## Your goal
Every line below that includes "MURAT" counts toward the total. Report that total alone.

## Excerpted data

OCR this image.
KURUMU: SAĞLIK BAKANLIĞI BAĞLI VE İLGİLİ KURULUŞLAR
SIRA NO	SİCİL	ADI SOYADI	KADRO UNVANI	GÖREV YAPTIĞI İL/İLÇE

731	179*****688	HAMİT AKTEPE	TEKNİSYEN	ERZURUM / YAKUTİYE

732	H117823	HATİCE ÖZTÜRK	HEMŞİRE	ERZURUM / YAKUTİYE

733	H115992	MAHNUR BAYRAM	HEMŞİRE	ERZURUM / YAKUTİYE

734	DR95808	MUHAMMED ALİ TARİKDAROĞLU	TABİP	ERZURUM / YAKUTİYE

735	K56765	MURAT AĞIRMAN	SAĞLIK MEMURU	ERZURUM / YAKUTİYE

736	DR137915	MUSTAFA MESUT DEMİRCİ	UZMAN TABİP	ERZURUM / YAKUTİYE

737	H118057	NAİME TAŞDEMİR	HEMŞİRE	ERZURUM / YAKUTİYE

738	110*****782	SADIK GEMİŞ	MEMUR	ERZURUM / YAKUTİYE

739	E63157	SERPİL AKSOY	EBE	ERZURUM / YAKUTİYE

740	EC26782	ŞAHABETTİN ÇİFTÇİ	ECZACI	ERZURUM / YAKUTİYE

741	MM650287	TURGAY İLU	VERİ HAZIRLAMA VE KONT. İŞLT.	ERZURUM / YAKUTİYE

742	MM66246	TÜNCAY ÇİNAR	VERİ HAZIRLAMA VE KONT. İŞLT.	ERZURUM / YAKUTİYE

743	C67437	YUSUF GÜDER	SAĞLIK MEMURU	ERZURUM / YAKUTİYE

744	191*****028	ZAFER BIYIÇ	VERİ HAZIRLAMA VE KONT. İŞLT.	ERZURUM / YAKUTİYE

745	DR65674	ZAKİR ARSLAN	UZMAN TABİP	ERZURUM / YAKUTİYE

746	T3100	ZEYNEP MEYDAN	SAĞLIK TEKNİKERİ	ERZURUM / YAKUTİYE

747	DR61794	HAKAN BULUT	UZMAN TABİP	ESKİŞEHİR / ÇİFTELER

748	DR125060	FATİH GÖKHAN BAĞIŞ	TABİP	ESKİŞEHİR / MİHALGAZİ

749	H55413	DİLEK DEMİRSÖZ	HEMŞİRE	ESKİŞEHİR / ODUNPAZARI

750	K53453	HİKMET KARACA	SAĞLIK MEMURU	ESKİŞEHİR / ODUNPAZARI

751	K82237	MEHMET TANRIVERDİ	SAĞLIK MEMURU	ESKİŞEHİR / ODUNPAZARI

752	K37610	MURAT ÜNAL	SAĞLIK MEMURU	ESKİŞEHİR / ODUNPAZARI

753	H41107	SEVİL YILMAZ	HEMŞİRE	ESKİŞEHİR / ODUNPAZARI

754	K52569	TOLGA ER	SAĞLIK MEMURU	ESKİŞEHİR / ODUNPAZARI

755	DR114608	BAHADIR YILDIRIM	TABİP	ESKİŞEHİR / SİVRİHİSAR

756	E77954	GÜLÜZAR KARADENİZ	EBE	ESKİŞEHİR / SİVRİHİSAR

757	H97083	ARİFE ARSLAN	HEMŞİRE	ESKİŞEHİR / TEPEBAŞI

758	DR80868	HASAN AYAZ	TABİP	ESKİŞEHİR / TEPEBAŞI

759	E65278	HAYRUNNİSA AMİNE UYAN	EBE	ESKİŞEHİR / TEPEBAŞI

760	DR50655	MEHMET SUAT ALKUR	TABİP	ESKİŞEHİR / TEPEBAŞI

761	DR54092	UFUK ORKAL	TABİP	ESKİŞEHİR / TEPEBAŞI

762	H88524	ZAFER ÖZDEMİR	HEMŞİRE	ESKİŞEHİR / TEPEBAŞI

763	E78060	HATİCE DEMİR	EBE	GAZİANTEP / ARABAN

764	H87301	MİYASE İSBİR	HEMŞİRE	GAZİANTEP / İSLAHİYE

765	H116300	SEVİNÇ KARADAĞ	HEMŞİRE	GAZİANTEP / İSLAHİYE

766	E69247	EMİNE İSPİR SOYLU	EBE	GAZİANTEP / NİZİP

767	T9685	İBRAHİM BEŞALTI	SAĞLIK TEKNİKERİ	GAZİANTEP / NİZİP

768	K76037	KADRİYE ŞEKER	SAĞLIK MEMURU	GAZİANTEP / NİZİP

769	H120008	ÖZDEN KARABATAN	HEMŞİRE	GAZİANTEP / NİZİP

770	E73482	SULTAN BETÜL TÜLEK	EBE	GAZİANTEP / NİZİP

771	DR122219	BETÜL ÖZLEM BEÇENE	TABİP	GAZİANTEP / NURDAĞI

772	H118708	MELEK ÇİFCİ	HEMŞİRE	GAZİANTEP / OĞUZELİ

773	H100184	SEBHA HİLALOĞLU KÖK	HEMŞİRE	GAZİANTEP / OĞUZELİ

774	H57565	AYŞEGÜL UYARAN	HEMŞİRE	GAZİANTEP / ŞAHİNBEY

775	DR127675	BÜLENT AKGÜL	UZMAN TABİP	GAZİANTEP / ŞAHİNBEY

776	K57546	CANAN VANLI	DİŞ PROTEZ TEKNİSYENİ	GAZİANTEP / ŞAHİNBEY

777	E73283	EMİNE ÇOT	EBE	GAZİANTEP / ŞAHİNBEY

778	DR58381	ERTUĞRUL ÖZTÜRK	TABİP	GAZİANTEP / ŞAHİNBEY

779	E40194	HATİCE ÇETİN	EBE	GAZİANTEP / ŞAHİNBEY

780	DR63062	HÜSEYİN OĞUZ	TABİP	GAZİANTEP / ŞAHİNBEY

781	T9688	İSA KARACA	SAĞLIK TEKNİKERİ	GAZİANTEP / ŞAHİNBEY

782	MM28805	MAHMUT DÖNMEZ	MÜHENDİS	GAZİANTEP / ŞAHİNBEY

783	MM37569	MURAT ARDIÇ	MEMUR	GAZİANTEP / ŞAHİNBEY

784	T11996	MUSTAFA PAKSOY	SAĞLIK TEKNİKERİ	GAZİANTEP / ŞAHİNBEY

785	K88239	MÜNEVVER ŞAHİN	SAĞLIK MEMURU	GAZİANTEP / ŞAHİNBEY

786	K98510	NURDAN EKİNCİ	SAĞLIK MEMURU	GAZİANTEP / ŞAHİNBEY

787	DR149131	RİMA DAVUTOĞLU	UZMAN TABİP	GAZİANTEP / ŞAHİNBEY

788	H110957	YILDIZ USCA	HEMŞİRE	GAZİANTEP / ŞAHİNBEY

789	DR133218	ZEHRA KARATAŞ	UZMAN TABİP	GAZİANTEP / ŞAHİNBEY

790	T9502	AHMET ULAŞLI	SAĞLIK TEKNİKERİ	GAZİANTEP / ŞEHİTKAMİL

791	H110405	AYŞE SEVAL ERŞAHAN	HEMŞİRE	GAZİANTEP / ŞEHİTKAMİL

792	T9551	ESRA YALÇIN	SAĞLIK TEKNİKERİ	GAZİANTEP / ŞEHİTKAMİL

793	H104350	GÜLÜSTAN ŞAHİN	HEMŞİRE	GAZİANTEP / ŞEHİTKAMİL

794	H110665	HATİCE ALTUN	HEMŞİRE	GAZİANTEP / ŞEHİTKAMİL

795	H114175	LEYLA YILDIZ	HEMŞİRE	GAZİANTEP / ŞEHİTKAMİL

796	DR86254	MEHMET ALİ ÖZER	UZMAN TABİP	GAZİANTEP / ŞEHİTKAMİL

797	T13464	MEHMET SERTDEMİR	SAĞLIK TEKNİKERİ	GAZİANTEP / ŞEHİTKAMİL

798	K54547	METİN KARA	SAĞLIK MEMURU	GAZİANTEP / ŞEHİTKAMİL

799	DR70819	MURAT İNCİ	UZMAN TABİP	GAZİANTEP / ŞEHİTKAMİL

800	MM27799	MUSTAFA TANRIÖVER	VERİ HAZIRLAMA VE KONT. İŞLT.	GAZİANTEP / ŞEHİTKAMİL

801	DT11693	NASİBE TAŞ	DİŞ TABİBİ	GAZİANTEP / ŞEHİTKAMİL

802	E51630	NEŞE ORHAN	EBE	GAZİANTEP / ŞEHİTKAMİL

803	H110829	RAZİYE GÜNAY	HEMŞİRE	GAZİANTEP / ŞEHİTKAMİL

## Answer in full
4